The required output is the line that contains "Read all visible content and emit it as JSON." plus every line after it in the listing below, copied exactly as it appears.

________________

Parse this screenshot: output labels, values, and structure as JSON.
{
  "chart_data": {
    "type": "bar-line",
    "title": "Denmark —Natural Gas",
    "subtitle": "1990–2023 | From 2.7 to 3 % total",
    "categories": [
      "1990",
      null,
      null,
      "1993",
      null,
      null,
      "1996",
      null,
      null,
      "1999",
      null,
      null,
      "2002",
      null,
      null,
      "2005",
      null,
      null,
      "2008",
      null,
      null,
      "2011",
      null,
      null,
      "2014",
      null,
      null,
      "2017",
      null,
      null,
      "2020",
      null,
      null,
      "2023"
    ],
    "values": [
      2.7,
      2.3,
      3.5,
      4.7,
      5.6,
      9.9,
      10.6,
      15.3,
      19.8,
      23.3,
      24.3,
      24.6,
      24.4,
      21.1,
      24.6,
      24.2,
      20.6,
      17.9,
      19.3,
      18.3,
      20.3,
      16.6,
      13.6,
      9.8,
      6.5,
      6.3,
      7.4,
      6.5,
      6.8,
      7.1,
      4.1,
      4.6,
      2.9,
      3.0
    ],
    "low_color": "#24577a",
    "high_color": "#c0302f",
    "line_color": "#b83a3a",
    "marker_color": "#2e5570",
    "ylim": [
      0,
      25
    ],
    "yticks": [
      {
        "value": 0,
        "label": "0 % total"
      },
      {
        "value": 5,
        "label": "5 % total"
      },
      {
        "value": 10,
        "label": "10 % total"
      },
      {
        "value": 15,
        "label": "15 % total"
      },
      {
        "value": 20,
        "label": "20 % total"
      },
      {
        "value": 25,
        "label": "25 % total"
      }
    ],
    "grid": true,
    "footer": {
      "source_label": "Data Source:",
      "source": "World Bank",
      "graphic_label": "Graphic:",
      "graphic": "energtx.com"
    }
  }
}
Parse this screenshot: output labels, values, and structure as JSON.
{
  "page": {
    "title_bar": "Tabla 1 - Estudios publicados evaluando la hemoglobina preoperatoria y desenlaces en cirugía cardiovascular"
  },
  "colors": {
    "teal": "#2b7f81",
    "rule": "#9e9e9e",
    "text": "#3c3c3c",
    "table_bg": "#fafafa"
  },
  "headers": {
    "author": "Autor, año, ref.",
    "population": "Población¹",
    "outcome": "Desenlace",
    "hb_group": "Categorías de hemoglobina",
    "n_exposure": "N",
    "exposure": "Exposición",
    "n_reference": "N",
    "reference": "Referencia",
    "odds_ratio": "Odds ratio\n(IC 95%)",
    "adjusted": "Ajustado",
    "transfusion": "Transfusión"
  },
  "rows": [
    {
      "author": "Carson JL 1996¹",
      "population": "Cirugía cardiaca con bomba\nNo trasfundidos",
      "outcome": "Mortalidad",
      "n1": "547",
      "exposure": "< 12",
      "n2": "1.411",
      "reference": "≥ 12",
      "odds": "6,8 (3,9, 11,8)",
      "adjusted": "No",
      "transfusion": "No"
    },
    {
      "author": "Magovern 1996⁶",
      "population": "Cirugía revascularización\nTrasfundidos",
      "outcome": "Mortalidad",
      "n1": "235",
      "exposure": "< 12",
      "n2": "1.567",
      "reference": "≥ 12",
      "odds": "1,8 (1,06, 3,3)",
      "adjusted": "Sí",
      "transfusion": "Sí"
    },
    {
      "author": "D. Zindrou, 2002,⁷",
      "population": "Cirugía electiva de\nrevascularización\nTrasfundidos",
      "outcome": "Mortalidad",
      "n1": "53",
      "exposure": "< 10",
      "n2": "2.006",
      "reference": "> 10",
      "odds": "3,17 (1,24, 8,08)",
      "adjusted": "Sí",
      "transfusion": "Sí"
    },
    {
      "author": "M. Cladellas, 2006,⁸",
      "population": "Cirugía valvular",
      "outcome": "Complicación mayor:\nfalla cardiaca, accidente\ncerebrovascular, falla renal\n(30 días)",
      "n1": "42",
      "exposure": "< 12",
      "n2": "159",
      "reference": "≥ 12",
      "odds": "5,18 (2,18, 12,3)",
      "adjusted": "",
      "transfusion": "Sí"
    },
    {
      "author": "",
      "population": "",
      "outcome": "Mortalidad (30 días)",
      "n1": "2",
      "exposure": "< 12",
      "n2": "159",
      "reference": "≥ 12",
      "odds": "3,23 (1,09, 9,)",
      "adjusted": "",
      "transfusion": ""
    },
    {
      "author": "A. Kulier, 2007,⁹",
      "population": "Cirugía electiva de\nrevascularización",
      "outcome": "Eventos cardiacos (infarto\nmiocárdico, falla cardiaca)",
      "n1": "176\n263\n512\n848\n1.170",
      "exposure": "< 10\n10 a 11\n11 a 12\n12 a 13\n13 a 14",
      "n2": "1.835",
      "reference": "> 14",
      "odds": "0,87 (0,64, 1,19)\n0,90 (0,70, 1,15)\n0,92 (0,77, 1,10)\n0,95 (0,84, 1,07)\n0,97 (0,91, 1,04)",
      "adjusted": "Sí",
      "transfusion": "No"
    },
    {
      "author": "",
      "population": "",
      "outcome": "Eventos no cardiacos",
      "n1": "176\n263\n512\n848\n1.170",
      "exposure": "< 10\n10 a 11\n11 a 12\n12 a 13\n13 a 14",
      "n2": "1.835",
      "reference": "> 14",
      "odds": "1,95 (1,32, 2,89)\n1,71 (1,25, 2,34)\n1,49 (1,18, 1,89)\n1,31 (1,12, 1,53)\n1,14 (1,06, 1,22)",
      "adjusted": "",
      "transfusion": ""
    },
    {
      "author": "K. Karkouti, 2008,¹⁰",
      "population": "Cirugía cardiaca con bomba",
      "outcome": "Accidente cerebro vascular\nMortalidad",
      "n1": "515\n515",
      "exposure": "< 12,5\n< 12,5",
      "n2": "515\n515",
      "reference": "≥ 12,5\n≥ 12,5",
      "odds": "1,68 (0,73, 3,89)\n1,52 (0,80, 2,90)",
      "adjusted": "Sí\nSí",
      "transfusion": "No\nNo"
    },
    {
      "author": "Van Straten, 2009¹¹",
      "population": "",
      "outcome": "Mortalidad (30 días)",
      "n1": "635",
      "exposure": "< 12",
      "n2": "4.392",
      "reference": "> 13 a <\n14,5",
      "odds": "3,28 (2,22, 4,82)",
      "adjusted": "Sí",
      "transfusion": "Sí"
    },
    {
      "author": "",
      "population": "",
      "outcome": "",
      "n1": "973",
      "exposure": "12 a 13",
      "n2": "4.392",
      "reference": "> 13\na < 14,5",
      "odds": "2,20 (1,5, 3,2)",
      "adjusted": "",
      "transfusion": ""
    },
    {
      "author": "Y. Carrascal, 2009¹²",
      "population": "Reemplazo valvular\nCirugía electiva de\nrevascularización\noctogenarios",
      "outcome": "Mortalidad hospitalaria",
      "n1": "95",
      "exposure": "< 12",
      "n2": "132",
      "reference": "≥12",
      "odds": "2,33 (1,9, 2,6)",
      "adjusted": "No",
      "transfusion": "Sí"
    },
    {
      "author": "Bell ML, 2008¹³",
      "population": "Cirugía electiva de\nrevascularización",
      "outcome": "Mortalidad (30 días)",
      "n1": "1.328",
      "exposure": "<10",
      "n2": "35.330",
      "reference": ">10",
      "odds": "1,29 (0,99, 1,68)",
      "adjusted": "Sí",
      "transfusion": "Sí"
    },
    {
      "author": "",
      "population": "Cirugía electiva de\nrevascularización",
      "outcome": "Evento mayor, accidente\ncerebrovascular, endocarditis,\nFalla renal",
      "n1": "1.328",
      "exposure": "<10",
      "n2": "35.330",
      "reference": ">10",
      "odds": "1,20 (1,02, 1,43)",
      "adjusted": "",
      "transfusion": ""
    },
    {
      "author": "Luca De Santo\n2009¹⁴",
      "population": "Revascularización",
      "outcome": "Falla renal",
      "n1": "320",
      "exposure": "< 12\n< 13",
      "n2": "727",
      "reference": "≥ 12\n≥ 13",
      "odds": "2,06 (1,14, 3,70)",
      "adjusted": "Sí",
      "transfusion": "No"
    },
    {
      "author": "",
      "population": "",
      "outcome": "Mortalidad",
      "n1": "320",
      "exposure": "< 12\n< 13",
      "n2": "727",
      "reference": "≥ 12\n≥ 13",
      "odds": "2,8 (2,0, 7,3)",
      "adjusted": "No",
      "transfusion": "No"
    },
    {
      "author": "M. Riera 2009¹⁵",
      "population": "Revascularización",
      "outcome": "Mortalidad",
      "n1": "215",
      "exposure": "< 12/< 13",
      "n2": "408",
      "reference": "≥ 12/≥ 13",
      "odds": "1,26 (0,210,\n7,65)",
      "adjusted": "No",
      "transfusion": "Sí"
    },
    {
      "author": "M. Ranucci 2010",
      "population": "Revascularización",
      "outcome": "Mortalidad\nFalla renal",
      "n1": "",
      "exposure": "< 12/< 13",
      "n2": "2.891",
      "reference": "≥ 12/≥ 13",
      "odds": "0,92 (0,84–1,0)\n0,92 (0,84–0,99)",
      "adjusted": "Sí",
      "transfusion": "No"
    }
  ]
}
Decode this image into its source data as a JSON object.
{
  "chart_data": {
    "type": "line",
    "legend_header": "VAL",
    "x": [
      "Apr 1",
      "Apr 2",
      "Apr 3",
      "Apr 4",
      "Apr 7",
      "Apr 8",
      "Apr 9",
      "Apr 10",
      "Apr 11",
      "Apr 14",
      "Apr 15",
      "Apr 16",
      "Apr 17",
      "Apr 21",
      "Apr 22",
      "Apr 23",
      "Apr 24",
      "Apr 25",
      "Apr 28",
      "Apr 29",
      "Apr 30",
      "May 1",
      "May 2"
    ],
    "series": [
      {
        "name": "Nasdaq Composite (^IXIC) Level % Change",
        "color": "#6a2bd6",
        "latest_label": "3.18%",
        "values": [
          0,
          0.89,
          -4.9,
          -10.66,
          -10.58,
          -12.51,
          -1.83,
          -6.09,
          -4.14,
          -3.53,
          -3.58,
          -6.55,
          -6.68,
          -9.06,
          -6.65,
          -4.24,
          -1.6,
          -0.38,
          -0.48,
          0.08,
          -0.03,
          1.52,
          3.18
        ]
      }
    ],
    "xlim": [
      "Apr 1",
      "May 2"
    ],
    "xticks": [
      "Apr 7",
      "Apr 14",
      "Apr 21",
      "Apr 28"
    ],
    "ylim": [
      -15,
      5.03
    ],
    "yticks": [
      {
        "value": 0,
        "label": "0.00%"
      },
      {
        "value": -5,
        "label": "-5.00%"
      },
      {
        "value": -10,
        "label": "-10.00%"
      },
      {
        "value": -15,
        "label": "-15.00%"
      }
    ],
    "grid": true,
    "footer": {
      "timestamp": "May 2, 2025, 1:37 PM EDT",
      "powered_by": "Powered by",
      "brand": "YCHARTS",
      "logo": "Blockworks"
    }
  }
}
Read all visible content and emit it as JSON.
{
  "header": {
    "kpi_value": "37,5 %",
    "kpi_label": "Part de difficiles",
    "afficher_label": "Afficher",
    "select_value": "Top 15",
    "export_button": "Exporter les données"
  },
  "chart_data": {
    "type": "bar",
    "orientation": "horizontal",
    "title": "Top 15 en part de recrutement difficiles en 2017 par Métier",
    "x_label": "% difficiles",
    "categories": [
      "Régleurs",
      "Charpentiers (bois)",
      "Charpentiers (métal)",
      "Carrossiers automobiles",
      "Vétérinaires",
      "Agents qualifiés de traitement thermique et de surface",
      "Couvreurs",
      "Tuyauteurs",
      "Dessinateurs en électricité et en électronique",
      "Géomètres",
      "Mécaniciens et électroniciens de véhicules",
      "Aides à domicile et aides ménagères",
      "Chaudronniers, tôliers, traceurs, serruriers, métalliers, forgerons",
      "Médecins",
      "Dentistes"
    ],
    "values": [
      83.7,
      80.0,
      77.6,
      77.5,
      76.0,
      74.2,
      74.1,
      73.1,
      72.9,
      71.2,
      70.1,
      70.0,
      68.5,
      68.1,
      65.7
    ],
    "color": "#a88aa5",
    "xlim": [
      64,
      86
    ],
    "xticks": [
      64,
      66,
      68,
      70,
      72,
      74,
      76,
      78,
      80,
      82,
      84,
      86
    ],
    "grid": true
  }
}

________________

→ RESULT OF THIS TASK
Read all visible content and emit it as JSON.
{
  "header": {
    "kpi_value": "37,5 %",
    "kpi_label": "Part de difficiles",
    "afficher_label": "Afficher",
    "select_value": "Top 15",
    "export_button": "Exporter les données"
  },
  "chart_data": {
    "type": "bar",
    "orientation": "horizontal",
    "title": "Top 15 en part de recrutement difficiles en 2017 par Métier",
    "x_label": "% difficiles",
    "categories": [
      "Régleurs",
      "Charpentiers (bois)",
      "Charpentiers (métal)",
      "Carrossiers automobiles",
      "Vétérinaires",
      "Agents qualifiés de traitement thermique et de surface",
      "Couvreurs",
      "Tuyauteurs",
      "Dessinateurs en électricité et en électronique",
      "Géomètres",
      "Mécaniciens et électroniciens de véhicules",
      "Aides à domicile et aides ménagères",
      "Chaudronniers, tôliers, traceurs, serruriers, métalliers, forgerons",
      "Médecins",
      "Dentistes"
    ],
    "values": [
      83.7,
      80.0,
      77.6,
      77.5,
      76.0,
      74.2,
      74.1,
      73.1,
      72.9,
      71.2,
      70.1,
      70.0,
      68.5,
      68.1,
      65.7
    ],
    "color": "#a88aa5",
    "xlim": [
      64,
      86
    ],
    "xticks": [
      64,
      66,
      68,
      70,
      72,
      74,
      76,
      78,
      80,
      82,
      84,
      86
    ],
    "grid": true
  }
}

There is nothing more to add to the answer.